*Task details:* Copy out the records in full, word for word, without pictures.

Saved data entries:
— start —
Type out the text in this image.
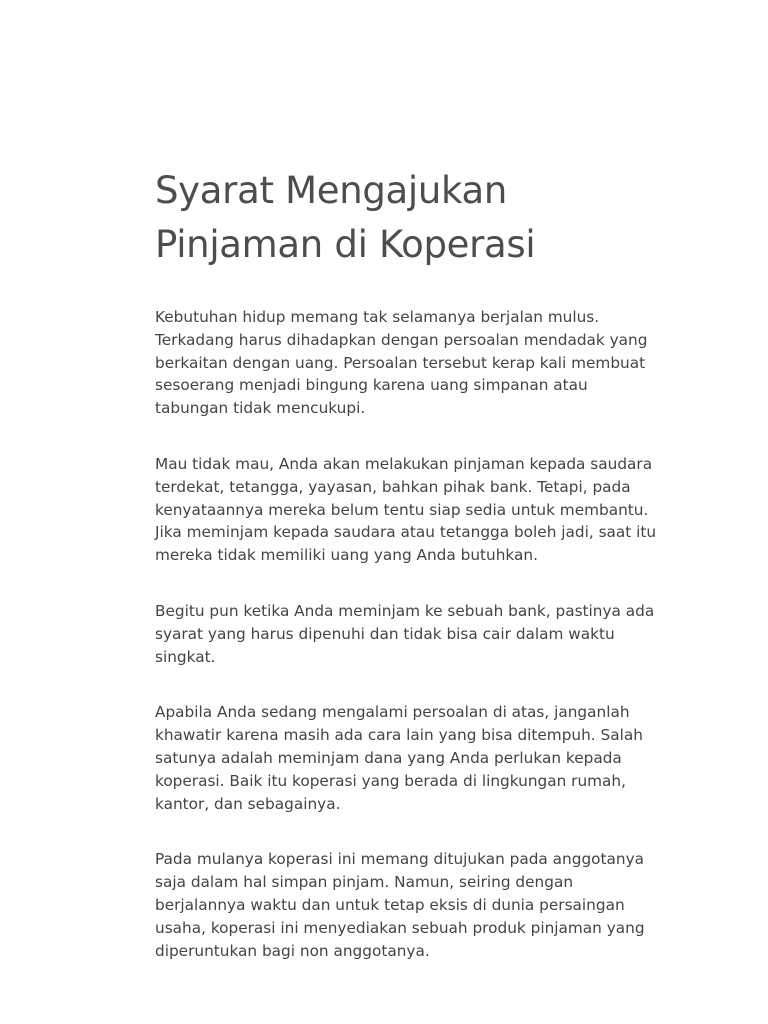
Syarat Mengajukan
Pinjaman di Koperasi

Kebutuhan hidup memang tak selamanya berjalan mulus.
Terkadang harus dihadapkan dengan persoalan mendadak yang
berkaitan dengan uang. Persoalan tersebut kerap kali membuat
sesoerang menjadi bingung karena uang simpanan atau
tabungan tidak mencukupi.

Mau tidak mau, Anda akan melakukan pinjaman kepada saudara
terdekat, tetangga, yayasan, bahkan pihak bank. Tetapi, pada
kenyataannya mereka belum tentu siap sedia untuk membantu.
Jika meminjam kepada saudara atau tetangga boleh jadi, saat itu
mereka tidak memiliki uang yang Anda butuhkan.

Begitu pun ketika Anda meminjam ke sebuah bank, pastinya ada
syarat yang harus dipenuhi dan tidak bisa cair dalam waktu
singkat.

Apabila Anda sedang mengalami persoalan di atas, janganlah
khawatir karena masih ada cara lain yang bisa ditempuh. Salah
satunya adalah meminjam dana yang Anda perlukan kepada
koperasi. Baik itu koperasi yang berada di lingkungan rumah,
kantor, dan sebagainya.

Pada mulanya koperasi ini memang ditujukan pada anggotanya
saja dalam hal simpan pinjam. Namun, seiring dengan
berjalannya waktu dan untuk tetap eksis di dunia persaingan
usaha, koperasi ini menyediakan sebuah produk pinjaman yang
diperuntukan bagi non anggotanya.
— end —
*Reply to the exercise:*
Type out the text in this image.
Syarat Mengajukan
Pinjaman di Koperasi

Kebutuhan hidup memang tak selamanya berjalan mulus.
Terkadang harus dihadapkan dengan persoalan mendadak yang
berkaitan dengan uang. Persoalan tersebut kerap kali membuat
sesoerang menjadi bingung karena uang simpanan atau
tabungan tidak mencukupi.

Mau tidak mau, Anda akan melakukan pinjaman kepada saudara
terdekat, tetangga, yayasan, bahkan pihak bank. Tetapi, pada
kenyataannya mereka belum tentu siap sedia untuk membantu.
Jika meminjam kepada saudara atau tetangga boleh jadi, saat itu
mereka tidak memiliki uang yang Anda butuhkan.

Begitu pun ketika Anda meminjam ke sebuah bank, pastinya ada
syarat yang harus dipenuhi dan tidak bisa cair dalam waktu
singkat.

Apabila Anda sedang mengalami persoalan di atas, janganlah
khawatir karena masih ada cara lain yang bisa ditempuh. Salah
satunya adalah meminjam dana yang Anda perlukan kepada
koperasi. Baik itu koperasi yang berada di lingkungan rumah,
kantor, dan sebagainya.

Pada mulanya koperasi ini memang ditujukan pada anggotanya
saja dalam hal simpan pinjam. Namun, seiring dengan
berjalannya waktu dan untuk tetap eksis di dunia persaingan
usaha, koperasi ini menyediakan sebuah produk pinjaman yang
diperuntukan bagi non anggotanya.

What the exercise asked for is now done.